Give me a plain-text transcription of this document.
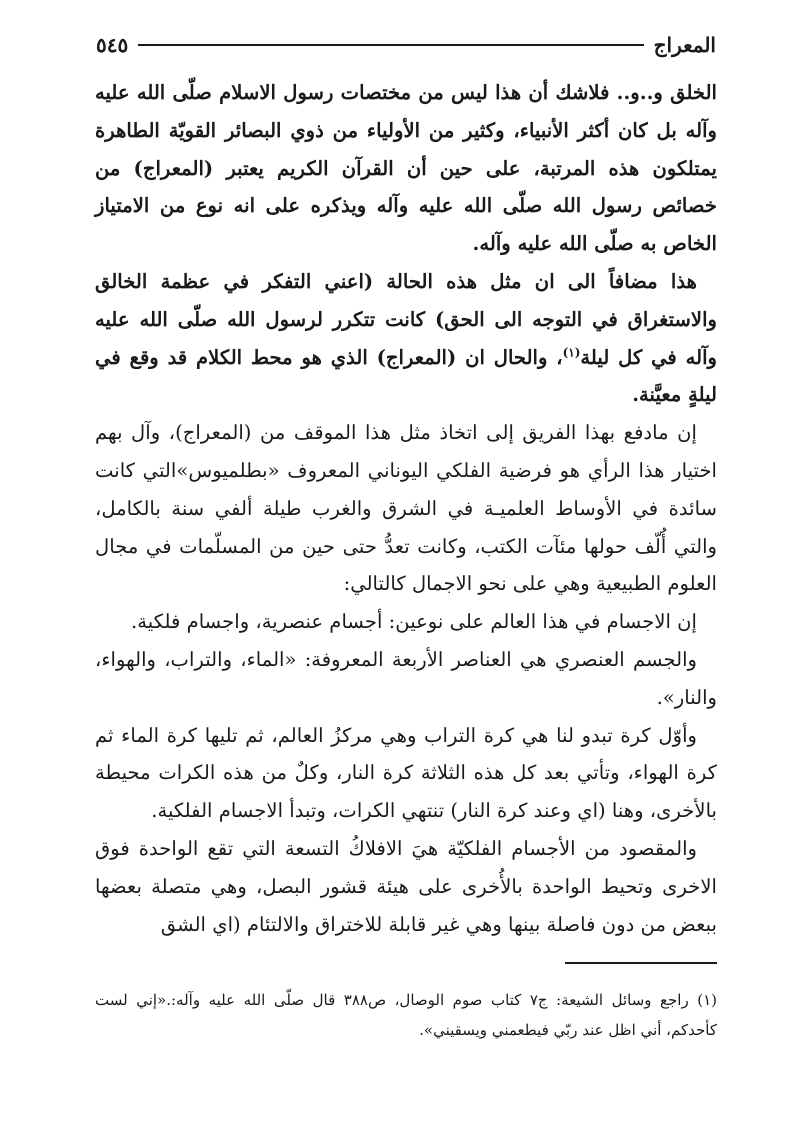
المعراج
٥٤٥

الخلق و..و.. فلاشك أن هذا ليس من مختصات رسول الاسلام صلّى الله عليه وآله بل كان أكثر الأنبياء، وكثير من الأولياء من ذوي البصائر القويّة الطاهرة يمتلكون هذه المرتبة، على حين أن القرآن الكريم يعتبر (المعراج) من خصائص رسول الله صلّى الله عليه وآله ويذكره على انه نوع من الامتياز الخاص به صلّى الله عليه وآله.

هذا مضافاً الى ان مثل هذه الحالة (اعني التفكر في عظمة الخالق والاستغراق في التوجه الى الحق) كانت تتكرر لرسول الله صلّى الله عليه وآله في كل ليلة$^{(١)}$، والحال ان (المعراج) الذي هو محط الكلام قد وقع في ليلةٍ معيَّنة.

إن مادفع بهذا الفريق إلى اتخاذ مثل هذا الموقف من (المعراج)، وآل بهم اختيار هذا الرأي هو فرضية الفلكي اليوناني المعروف «بطلميوس»التي كانت سائدة في الأوساط العلميـة في الشرق والغرب طيلة ألفي سنة بالكامل، والتي أُلّف حولها مئآت الكتب، وكانت تعدُّ حتى حين من المسلّمات في مجال العلوم الطبيعية وهي على نحو الاجمال كالتالي:

إن الاجسام في هذا العالم على نوعين: أجسام عنصرية، واجسام فلكية.

والجسم العنصري هي العناصر الأربعة المعروفة: «الماء، والتراب، والهواء، والنار».

وأوّل كرة تبدو لنا هي كرة التراب وهي مركزُ العالم، ثم تليها كرة الماء ثم كرة الهواء، وتأتي بعد كل هذه الثلاثة كرة النار، وكلٌ من هذه الكرات محيطة بالأخرى، وهنا (اي وعند كرة النار) تنتهي الكرات، وتبدأ الاجسام الفلكية.

والمقصود من الأجسام الفلكيّة هيَ الافلاكُ التسعة التي تقع الواحدة فوق الاخرى وتحيط الواحدة بالأُخرى على هيئة قشور البصل، وهي متصلة بعضها ببعض من دون فاصلة بينها وهي غير قابلة للاختراق والالتئام (اي الشق

(١) راجع وسائل الشيعة: ج٧ كتاب صوم الوصال، ص٣٨٨ قال صلّى الله عليه وآله:.«إني لست كأحدكم، أني اظل عند ربّي فيطعمني ويسقيني».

- [Instructions for the task]: Leave out the pictures and copy every record above exactly.

- [Finished answer]:
Give me a plain-text transcription of this document.
المعراج
٥٤٥

الخلق و..و.. فلاشك أن هذا ليس من مختصات رسول الاسلام صلّى الله عليه وآله بل كان أكثر الأنبياء، وكثير من الأولياء من ذوي البصائر القويّة الطاهرة يمتلكون هذه المرتبة، على حين أن القرآن الكريم يعتبر (المعراج) من خصائص رسول الله صلّى الله عليه وآله ويذكره على انه نوع من الامتياز الخاص به صلّى الله عليه وآله.

هذا مضافاً الى ان مثل هذه الحالة (اعني التفكر في عظمة الخالق والاستغراق في التوجه الى الحق) كانت تتكرر لرسول الله صلّى الله عليه وآله في كل ليلة$^{(١)}$، والحال ان (المعراج) الذي هو محط الكلام قد وقع في ليلةٍ معيَّنة.

إن مادفع بهذا الفريق إلى اتخاذ مثل هذا الموقف من (المعراج)، وآل بهم اختيار هذا الرأي هو فرضية الفلكي اليوناني المعروف «بطلميوس»التي كانت سائدة في الأوساط العلميـة في الشرق والغرب طيلة ألفي سنة بالكامل، والتي أُلّف حولها مئآت الكتب، وكانت تعدُّ حتى حين من المسلّمات في مجال العلوم الطبيعية وهي على نحو الاجمال كالتالي:

إن الاجسام في هذا العالم على نوعين: أجسام عنصرية، واجسام فلكية.

والجسم العنصري هي العناصر الأربعة المعروفة: «الماء، والتراب، والهواء، والنار».

وأوّل كرة تبدو لنا هي كرة التراب وهي مركزُ العالم، ثم تليها كرة الماء ثم كرة الهواء، وتأتي بعد كل هذه الثلاثة كرة النار، وكلٌ من هذه الكرات محيطة بالأخرى، وهنا (اي وعند كرة النار) تنتهي الكرات، وتبدأ الاجسام الفلكية.

والمقصود من الأجسام الفلكيّة هيَ الافلاكُ التسعة التي تقع الواحدة فوق الاخرى وتحيط الواحدة بالأُخرى على هيئة قشور البصل، وهي متصلة بعضها ببعض من دون فاصلة بينها وهي غير قابلة للاختراق والالتئام (اي الشق

(١) راجع وسائل الشيعة: ج٧ كتاب صوم الوصال، ص٣٨٨ قال صلّى الله عليه وآله:.«إني لست كأحدكم، أني اظل عند ربّي فيطعمني ويسقيني».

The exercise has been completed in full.